Exercise task » Render every entry exactly as it appears.

Extracted records »
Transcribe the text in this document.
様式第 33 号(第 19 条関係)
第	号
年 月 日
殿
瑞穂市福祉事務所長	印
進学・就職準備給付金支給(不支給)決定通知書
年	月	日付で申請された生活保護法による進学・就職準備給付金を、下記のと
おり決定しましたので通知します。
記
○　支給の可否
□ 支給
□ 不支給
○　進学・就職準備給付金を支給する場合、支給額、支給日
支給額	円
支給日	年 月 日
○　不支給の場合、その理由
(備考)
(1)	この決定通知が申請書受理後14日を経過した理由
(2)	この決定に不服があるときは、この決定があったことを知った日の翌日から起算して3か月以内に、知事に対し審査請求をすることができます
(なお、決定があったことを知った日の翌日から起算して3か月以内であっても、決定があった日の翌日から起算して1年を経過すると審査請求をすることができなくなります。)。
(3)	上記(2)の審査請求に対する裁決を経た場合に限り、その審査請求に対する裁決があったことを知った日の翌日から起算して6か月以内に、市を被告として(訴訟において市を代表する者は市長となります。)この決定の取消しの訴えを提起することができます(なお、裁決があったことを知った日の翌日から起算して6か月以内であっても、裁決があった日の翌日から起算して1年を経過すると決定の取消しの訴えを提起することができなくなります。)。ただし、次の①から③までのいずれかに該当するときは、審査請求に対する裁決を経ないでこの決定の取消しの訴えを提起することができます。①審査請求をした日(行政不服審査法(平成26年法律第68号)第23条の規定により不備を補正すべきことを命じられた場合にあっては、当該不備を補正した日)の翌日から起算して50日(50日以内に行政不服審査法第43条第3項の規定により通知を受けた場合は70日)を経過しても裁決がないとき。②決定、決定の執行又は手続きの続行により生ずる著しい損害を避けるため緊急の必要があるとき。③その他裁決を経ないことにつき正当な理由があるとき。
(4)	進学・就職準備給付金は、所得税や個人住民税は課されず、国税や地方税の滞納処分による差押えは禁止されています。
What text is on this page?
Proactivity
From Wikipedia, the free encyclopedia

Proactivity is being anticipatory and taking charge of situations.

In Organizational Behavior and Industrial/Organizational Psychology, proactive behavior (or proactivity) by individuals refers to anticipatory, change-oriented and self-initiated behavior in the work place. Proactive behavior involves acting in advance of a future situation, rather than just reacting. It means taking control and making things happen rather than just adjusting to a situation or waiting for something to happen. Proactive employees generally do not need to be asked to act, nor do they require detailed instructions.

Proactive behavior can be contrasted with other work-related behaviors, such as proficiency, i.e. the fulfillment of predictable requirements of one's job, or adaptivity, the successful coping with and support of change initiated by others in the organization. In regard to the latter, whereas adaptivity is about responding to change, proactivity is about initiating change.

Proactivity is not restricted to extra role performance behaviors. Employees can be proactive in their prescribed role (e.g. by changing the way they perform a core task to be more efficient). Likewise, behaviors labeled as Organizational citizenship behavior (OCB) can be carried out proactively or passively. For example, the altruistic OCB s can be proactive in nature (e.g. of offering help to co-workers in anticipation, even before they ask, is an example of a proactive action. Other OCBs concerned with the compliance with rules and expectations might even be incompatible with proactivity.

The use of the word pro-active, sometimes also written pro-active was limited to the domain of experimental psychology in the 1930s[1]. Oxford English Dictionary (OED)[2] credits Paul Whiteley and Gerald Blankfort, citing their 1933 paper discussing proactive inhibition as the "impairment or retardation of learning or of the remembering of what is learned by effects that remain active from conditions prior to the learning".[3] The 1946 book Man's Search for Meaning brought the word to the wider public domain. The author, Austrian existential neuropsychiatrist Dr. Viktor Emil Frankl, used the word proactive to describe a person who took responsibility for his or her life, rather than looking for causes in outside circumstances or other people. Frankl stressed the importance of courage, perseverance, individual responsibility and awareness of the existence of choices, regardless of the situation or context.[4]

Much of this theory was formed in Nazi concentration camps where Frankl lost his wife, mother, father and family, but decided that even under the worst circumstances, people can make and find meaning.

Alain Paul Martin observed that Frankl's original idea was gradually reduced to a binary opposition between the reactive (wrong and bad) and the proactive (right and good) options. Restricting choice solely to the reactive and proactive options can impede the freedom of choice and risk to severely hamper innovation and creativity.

Response to this exercise »
Transcribe the text in this document.
様式第 33 号(第 19 条関係)
第	号
年 月 日
殿
瑞穂市福祉事務所長	印
進学・就職準備給付金支給(不支給)決定通知書
年	月	日付で申請された生活保護法による進学・就職準備給付金を、下記のと
おり決定しましたので通知します。
記
○　支給の可否
□ 支給
□ 不支給
○　進学・就職準備給付金を支給する場合、支給額、支給日
支給額	円
支給日	年 月 日
○　不支給の場合、その理由
(備考)
(1)	この決定通知が申請書受理後14日を経過した理由
(2)	この決定に不服があるときは、この決定があったことを知った日の翌日から起算して3か月以内に、知事に対し審査請求をすることができます
(なお、決定があったことを知った日の翌日から起算して3か月以内であっても、決定があった日の翌日から起算して1年を経過すると審査請求をすることができなくなります。)。
(3)	上記(2)の審査請求に対する裁決を経た場合に限り、その審査請求に対する裁決があったことを知った日の翌日から起算して6か月以内に、市を被告として(訴訟において市を代表する者は市長となります。)この決定の取消しの訴えを提起することができます(なお、裁決があったことを知った日の翌日から起算して6か月以内であっても、裁決があった日の翌日から起算して1年を経過すると決定の取消しの訴えを提起することができなくなります。)。ただし、次の①から③までのいずれかに該当するときは、審査請求に対する裁決を経ないでこの決定の取消しの訴えを提起することができます。①審査請求をした日(行政不服審査法(平成26年法律第68号)第23条の規定により不備を補正すべきことを命じられた場合にあっては、当該不備を補正した日)の翌日から起算して50日(50日以内に行政不服審査法第43条第3項の規定により通知を受けた場合は70日)を経過しても裁決がないとき。②決定、決定の執行又は手続きの続行により生ずる著しい損害を避けるため緊急の必要があるとき。③その他裁決を経ないことにつき正当な理由があるとき。
(4)	進学・就職準備給付金は、所得税や個人住民税は課されず、国税や地方税の滞納処分による差押えは禁止されています。
What text is on this page?
Proactivity
From Wikipedia, the free encyclopedia

Proactivity is being anticipatory and taking charge of situations.

In Organizational Behavior and Industrial/Organizational Psychology, proactive behavior (or proactivity) by individuals refers to anticipatory, change-oriented and self-initiated behavior in the work place. Proactive behavior involves acting in advance of a future situation, rather than just reacting. It means taking control and making things happen rather than just adjusting to a situation or waiting for something to happen. Proactive employees generally do not need to be asked to act, nor do they require detailed instructions.

Proactive behavior can be contrasted with other work-related behaviors, such as proficiency, i.e. the fulfillment of predictable requirements of one's job, or adaptivity, the successful coping with and support of change initiated by others in the organization. In regard to the latter, whereas adaptivity is about responding to change, proactivity is about initiating change.

Proactivity is not restricted to extra role performance behaviors. Employees can be proactive in their prescribed role (e.g. by changing the way they perform a core task to be more efficient). Likewise, behaviors labeled as Organizational citizenship behavior (OCB) can be carried out proactively or passively. For example, the altruistic OCB s can be proactive in nature (e.g. of offering help to co-workers in anticipation, even before they ask, is an example of a proactive action. Other OCBs concerned with the compliance with rules and expectations might even be incompatible with proactivity.

The use of the word pro-active, sometimes also written pro-active was limited to the domain of experimental psychology in the 1930s[1]. Oxford English Dictionary (OED)[2] credits Paul Whiteley and Gerald Blankfort, citing their 1933 paper discussing proactive inhibition as the "impairment or retardation of learning or of the remembering of what is learned by effects that remain active from conditions prior to the learning".[3] The 1946 book Man's Search for Meaning brought the word to the wider public domain. The author, Austrian existential neuropsychiatrist Dr. Viktor Emil Frankl, used the word proactive to describe a person who took responsibility for his or her life, rather than looking for causes in outside circumstances or other people. Frankl stressed the importance of courage, perseverance, individual responsibility and awareness of the existence of choices, regardless of the situation or context.[4]

Much of this theory was formed in Nazi concentration camps where Frankl lost his wife, mother, father and family, but decided that even under the worst circumstances, people can make and find meaning.

Alain Paul Martin observed that Frankl's original idea was gradually reduced to a binary opposition between the reactive (wrong and bad) and the proactive (right and good) options. Restricting choice solely to the reactive and proactive options can impede the freedom of choice and risk to severely hamper innovation and creativity.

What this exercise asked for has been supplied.